[RECORDS start]

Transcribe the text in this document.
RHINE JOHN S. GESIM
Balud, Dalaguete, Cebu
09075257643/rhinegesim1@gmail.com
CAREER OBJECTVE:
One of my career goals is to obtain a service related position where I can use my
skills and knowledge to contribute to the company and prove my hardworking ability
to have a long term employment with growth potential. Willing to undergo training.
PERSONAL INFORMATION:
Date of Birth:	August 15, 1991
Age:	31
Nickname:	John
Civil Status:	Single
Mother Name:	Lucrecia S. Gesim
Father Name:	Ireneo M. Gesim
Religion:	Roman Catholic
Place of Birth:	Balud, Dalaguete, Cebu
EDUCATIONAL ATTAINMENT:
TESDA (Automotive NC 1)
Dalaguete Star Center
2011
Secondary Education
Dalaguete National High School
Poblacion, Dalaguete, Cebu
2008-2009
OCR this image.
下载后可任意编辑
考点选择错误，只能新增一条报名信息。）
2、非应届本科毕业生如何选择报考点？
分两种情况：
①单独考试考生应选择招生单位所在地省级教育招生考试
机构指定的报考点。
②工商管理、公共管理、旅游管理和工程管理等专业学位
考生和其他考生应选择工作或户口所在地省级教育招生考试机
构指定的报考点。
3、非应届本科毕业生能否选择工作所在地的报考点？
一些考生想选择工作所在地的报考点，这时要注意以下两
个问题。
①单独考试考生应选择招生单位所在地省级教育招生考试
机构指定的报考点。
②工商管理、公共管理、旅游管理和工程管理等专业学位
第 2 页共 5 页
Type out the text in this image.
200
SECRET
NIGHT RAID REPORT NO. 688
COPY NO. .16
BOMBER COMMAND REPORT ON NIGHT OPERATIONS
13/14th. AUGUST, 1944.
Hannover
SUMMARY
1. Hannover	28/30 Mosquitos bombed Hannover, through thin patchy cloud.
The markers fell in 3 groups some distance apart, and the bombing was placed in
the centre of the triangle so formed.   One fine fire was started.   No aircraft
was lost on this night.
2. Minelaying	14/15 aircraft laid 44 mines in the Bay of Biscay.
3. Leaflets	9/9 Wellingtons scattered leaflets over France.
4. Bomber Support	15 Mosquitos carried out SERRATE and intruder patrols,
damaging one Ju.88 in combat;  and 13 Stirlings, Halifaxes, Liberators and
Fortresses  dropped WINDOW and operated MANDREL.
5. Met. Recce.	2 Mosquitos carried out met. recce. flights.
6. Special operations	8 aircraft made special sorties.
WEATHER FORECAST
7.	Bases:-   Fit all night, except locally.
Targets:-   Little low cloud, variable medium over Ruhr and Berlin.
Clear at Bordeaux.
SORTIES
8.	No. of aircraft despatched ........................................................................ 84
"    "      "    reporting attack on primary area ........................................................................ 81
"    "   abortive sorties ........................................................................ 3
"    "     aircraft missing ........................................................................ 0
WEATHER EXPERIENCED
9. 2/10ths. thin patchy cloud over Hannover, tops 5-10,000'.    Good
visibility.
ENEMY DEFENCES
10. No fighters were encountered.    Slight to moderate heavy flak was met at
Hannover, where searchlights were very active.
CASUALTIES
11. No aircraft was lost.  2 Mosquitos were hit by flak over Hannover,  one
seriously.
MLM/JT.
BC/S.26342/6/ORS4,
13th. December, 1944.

[RECORDS end]

▶ [WHAT IS REQUIRED]: Your task is to reproduce the whole listing exactly.

▶ [WRITTEN REPLY]:
Transcribe the text in this document.
RHINE JOHN S. GESIM
Balud, Dalaguete, Cebu
09075257643/rhinegesim1@gmail.com
CAREER OBJECTVE:
One of my career goals is to obtain a service related position where I can use my
skills and knowledge to contribute to the company and prove my hardworking ability
to have a long term employment with growth potential. Willing to undergo training.
PERSONAL INFORMATION:
Date of Birth:	August 15, 1991
Age:	31
Nickname:	John
Civil Status:	Single
Mother Name:	Lucrecia S. Gesim
Father Name:	Ireneo M. Gesim
Religion:	Roman Catholic
Place of Birth:	Balud, Dalaguete, Cebu
EDUCATIONAL ATTAINMENT:
TESDA (Automotive NC 1)
Dalaguete Star Center
2011
Secondary Education
Dalaguete National High School
Poblacion, Dalaguete, Cebu
2008-2009
OCR this image.
下载后可任意编辑
考点选择错误，只能新增一条报名信息。）
2、非应届本科毕业生如何选择报考点？
分两种情况：
①单独考试考生应选择招生单位所在地省级教育招生考试
机构指定的报考点。
②工商管理、公共管理、旅游管理和工程管理等专业学位
考生和其他考生应选择工作或户口所在地省级教育招生考试机
构指定的报考点。
3、非应届本科毕业生能否选择工作所在地的报考点？
一些考生想选择工作所在地的报考点，这时要注意以下两
个问题。
①单独考试考生应选择招生单位所在地省级教育招生考试
机构指定的报考点。
②工商管理、公共管理、旅游管理和工程管理等专业学位
第 2 页共 5 页
Type out the text in this image.
200
SECRET
NIGHT RAID REPORT NO. 688
COPY NO. .16
BOMBER COMMAND REPORT ON NIGHT OPERATIONS
13/14th. AUGUST, 1944.
Hannover
SUMMARY
1. Hannover	28/30 Mosquitos bombed Hannover, through thin patchy cloud.
The markers fell in 3 groups some distance apart, and the bombing was placed in
the centre of the triangle so formed.   One fine fire was started.   No aircraft
was lost on this night.
2. Minelaying	14/15 aircraft laid 44 mines in the Bay of Biscay.
3. Leaflets	9/9 Wellingtons scattered leaflets over France.
4. Bomber Support	15 Mosquitos carried out SERRATE and intruder patrols,
damaging one Ju.88 in combat;  and 13 Stirlings, Halifaxes, Liberators and
Fortresses  dropped WINDOW and operated MANDREL.
5. Met. Recce.	2 Mosquitos carried out met. recce. flights.
6. Special operations	8 aircraft made special sorties.
WEATHER FORECAST
7.	Bases:-   Fit all night, except locally.
Targets:-   Little low cloud, variable medium over Ruhr and Berlin.
Clear at Bordeaux.
SORTIES
8.	No. of aircraft despatched ........................................................................ 84
"    "      "    reporting attack on primary area ........................................................................ 81
"    "   abortive sorties ........................................................................ 3
"    "     aircraft missing ........................................................................ 0
WEATHER EXPERIENCED
9. 2/10ths. thin patchy cloud over Hannover, tops 5-10,000'.    Good
visibility.
ENEMY DEFENCES
10. No fighters were encountered.    Slight to moderate heavy flak was met at
Hannover, where searchlights were very active.
CASUALTIES
11. No aircraft was lost.  2 Mosquitos were hit by flak over Hannover,  one
seriously.
MLM/JT.
BC/S.26342/6/ORS4,
13th. December, 1944.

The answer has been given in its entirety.